SET EXERCISE
What is needed here is an exact copy of every entry.

[START MATERIAL SHOWN]

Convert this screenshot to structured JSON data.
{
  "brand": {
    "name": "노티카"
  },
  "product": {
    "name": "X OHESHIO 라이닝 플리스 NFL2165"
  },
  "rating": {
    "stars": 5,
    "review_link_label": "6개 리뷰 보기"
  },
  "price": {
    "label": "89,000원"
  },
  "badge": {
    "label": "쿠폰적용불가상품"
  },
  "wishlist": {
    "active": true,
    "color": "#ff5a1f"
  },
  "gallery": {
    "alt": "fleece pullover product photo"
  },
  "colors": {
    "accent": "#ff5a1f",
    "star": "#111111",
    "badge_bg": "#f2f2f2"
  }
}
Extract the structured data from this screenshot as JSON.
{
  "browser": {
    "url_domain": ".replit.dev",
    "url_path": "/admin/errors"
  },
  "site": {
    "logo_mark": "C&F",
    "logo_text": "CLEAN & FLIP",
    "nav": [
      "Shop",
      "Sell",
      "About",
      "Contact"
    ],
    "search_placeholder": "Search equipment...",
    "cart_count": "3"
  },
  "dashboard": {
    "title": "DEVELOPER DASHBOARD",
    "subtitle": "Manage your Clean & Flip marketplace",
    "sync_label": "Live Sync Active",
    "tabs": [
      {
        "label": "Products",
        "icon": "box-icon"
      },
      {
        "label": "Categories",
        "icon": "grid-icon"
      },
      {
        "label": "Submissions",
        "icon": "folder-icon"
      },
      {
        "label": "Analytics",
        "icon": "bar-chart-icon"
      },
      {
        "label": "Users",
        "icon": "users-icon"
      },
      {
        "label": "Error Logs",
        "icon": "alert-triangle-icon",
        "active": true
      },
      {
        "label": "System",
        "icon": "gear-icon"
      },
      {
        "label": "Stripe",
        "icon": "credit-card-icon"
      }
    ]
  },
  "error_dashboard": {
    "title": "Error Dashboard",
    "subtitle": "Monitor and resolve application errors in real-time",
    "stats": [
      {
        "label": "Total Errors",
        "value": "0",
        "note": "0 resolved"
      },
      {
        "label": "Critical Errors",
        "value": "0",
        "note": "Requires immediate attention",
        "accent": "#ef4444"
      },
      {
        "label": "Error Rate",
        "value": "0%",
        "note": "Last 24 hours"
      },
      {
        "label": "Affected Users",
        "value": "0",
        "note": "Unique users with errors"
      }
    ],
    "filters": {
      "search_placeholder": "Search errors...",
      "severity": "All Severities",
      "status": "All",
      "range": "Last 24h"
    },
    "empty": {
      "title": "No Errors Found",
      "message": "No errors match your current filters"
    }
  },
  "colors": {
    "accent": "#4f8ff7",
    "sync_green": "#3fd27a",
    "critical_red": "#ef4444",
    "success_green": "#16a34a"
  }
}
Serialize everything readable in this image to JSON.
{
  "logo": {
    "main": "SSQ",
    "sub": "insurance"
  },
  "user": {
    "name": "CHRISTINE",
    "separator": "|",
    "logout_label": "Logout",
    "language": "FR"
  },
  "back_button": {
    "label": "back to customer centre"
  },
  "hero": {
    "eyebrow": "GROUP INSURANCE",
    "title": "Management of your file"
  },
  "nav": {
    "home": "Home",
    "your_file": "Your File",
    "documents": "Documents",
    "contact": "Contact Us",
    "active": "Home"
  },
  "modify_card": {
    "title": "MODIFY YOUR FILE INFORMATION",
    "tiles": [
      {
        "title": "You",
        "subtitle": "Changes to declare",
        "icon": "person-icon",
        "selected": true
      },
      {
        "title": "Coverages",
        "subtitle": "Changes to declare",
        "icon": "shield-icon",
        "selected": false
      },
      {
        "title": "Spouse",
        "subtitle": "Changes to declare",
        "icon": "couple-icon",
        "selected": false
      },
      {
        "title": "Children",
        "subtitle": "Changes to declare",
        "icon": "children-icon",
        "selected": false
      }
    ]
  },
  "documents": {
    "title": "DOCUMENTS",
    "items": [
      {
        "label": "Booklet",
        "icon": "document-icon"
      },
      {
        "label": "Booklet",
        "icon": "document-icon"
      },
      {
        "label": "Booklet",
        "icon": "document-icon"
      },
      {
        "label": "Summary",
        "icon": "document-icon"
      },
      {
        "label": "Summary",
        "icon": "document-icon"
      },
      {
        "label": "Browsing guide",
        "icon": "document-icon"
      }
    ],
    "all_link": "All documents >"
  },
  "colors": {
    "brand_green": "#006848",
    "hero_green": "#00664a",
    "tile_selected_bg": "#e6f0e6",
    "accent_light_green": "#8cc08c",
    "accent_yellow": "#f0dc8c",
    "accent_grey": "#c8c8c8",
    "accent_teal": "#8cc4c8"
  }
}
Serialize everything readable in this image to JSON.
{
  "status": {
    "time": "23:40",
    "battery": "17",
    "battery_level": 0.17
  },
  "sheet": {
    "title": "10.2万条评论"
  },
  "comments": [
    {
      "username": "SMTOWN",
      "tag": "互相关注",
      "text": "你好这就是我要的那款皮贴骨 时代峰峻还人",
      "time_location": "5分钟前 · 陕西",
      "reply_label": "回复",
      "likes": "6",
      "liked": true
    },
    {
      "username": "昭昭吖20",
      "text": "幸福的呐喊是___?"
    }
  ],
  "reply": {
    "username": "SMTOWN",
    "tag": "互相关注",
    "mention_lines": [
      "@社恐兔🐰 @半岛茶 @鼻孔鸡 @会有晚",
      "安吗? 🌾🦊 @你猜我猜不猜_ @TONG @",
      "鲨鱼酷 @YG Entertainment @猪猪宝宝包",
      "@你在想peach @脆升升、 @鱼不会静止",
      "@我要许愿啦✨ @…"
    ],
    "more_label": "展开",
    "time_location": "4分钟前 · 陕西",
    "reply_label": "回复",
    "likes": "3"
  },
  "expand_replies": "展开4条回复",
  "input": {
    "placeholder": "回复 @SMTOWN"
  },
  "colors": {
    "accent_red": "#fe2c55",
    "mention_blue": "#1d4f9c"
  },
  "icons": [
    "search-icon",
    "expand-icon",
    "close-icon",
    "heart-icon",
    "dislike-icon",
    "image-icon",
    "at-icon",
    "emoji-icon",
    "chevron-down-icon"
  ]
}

[END MATERIAL SHOWN]

SOLUTION BELOW
Convert this screenshot to structured JSON data.
{
  "brand": {
    "name": "노티카"
  },
  "product": {
    "name": "X OHESHIO 라이닝 플리스 NFL2165"
  },
  "rating": {
    "stars": 5,
    "review_link_label": "6개 리뷰 보기"
  },
  "price": {
    "label": "89,000원"
  },
  "badge": {
    "label": "쿠폰적용불가상품"
  },
  "wishlist": {
    "active": true,
    "color": "#ff5a1f"
  },
  "gallery": {
    "alt": "fleece pullover product photo"
  },
  "colors": {
    "accent": "#ff5a1f",
    "star": "#111111",
    "badge_bg": "#f2f2f2"
  }
}
Extract the structured data from this screenshot as JSON.
{
  "browser": {
    "url_domain": ".replit.dev",
    "url_path": "/admin/errors"
  },
  "site": {
    "logo_mark": "C&F",
    "logo_text": "CLEAN & FLIP",
    "nav": [
      "Shop",
      "Sell",
      "About",
      "Contact"
    ],
    "search_placeholder": "Search equipment...",
    "cart_count": "3"
  },
  "dashboard": {
    "title": "DEVELOPER DASHBOARD",
    "subtitle": "Manage your Clean & Flip marketplace",
    "sync_label": "Live Sync Active",
    "tabs": [
      {
        "label": "Products",
        "icon": "box-icon"
      },
      {
        "label": "Categories",
        "icon": "grid-icon"
      },
      {
        "label": "Submissions",
        "icon": "folder-icon"
      },
      {
        "label": "Analytics",
        "icon": "bar-chart-icon"
      },
      {
        "label": "Users",
        "icon": "users-icon"
      },
      {
        "label": "Error Logs",
        "icon": "alert-triangle-icon",
        "active": true
      },
      {
        "label": "System",
        "icon": "gear-icon"
      },
      {
        "label": "Stripe",
        "icon": "credit-card-icon"
      }
    ]
  },
  "error_dashboard": {
    "title": "Error Dashboard",
    "subtitle": "Monitor and resolve application errors in real-time",
    "stats": [
      {
        "label": "Total Errors",
        "value": "0",
        "note": "0 resolved"
      },
      {
        "label": "Critical Errors",
        "value": "0",
        "note": "Requires immediate attention",
        "accent": "#ef4444"
      },
      {
        "label": "Error Rate",
        "value": "0%",
        "note": "Last 24 hours"
      },
      {
        "label": "Affected Users",
        "value": "0",
        "note": "Unique users with errors"
      }
    ],
    "filters": {
      "search_placeholder": "Search errors...",
      "severity": "All Severities",
      "status": "All",
      "range": "Last 24h"
    },
    "empty": {
      "title": "No Errors Found",
      "message": "No errors match your current filters"
    }
  },
  "colors": {
    "accent": "#4f8ff7",
    "sync_green": "#3fd27a",
    "critical_red": "#ef4444",
    "success_green": "#16a34a"
  }
}
Serialize everything readable in this image to JSON.
{
  "logo": {
    "main": "SSQ",
    "sub": "insurance"
  },
  "user": {
    "name": "CHRISTINE",
    "separator": "|",
    "logout_label": "Logout",
    "language": "FR"
  },
  "back_button": {
    "label": "back to customer centre"
  },
  "hero": {
    "eyebrow": "GROUP INSURANCE",
    "title": "Management of your file"
  },
  "nav": {
    "home": "Home",
    "your_file": "Your File",
    "documents": "Documents",
    "contact": "Contact Us",
    "active": "Home"
  },
  "modify_card": {
    "title": "MODIFY YOUR FILE INFORMATION",
    "tiles": [
      {
        "title": "You",
        "subtitle": "Changes to declare",
        "icon": "person-icon",
        "selected": true
      },
      {
        "title": "Coverages",
        "subtitle": "Changes to declare",
        "icon": "shield-icon",
        "selected": false
      },
      {
        "title": "Spouse",
        "subtitle": "Changes to declare",
        "icon": "couple-icon",
        "selected": false
      },
      {
        "title": "Children",
        "subtitle": "Changes to declare",
        "icon": "children-icon",
        "selected": false
      }
    ]
  },
  "documents": {
    "title": "DOCUMENTS",
    "items": [
      {
        "label": "Booklet",
        "icon": "document-icon"
      },
      {
        "label": "Booklet",
        "icon": "document-icon"
      },
      {
        "label": "Booklet",
        "icon": "document-icon"
      },
      {
        "label": "Summary",
        "icon": "document-icon"
      },
      {
        "label": "Summary",
        "icon": "document-icon"
      },
      {
        "label": "Browsing guide",
        "icon": "document-icon"
      }
    ],
    "all_link": "All documents >"
  },
  "colors": {
    "brand_green": "#006848",
    "hero_green": "#00664a",
    "tile_selected_bg": "#e6f0e6",
    "accent_light_green": "#8cc08c",
    "accent_yellow": "#f0dc8c",
    "accent_grey": "#c8c8c8",
    "accent_teal": "#8cc4c8"
  }
}
Serialize everything readable in this image to JSON.
{
  "status": {
    "time": "23:40",
    "battery": "17",
    "battery_level": 0.17
  },
  "sheet": {
    "title": "10.2万条评论"
  },
  "comments": [
    {
      "username": "SMTOWN",
      "tag": "互相关注",
      "text": "你好这就是我要的那款皮贴骨 时代峰峻还人",
      "time_location": "5分钟前 · 陕西",
      "reply_label": "回复",
      "likes": "6",
      "liked": true
    },
    {
      "username": "昭昭吖20",
      "text": "幸福的呐喊是___?"
    }
  ],
  "reply": {
    "username": "SMTOWN",
    "tag": "互相关注",
    "mention_lines": [
      "@社恐兔🐰 @半岛茶 @鼻孔鸡 @会有晚",
      "安吗? 🌾🦊 @你猜我猜不猜_ @TONG @",
      "鲨鱼酷 @YG Entertainment @猪猪宝宝包",
      "@你在想peach @脆升升、 @鱼不会静止",
      "@我要许愿啦✨ @…"
    ],
    "more_label": "展开",
    "time_location": "4分钟前 · 陕西",
    "reply_label": "回复",
    "likes": "3"
  },
  "expand_replies": "展开4条回复",
  "input": {
    "placeholder": "回复 @SMTOWN"
  },
  "colors": {
    "accent_red": "#fe2c55",
    "mention_blue": "#1d4f9c"
  },
  "icons": [
    "search-icon",
    "expand-icon",
    "close-icon",
    "heart-icon",
    "dislike-icon",
    "image-icon",
    "at-icon",
    "emoji-icon",
    "chevron-down-icon"
  ]
}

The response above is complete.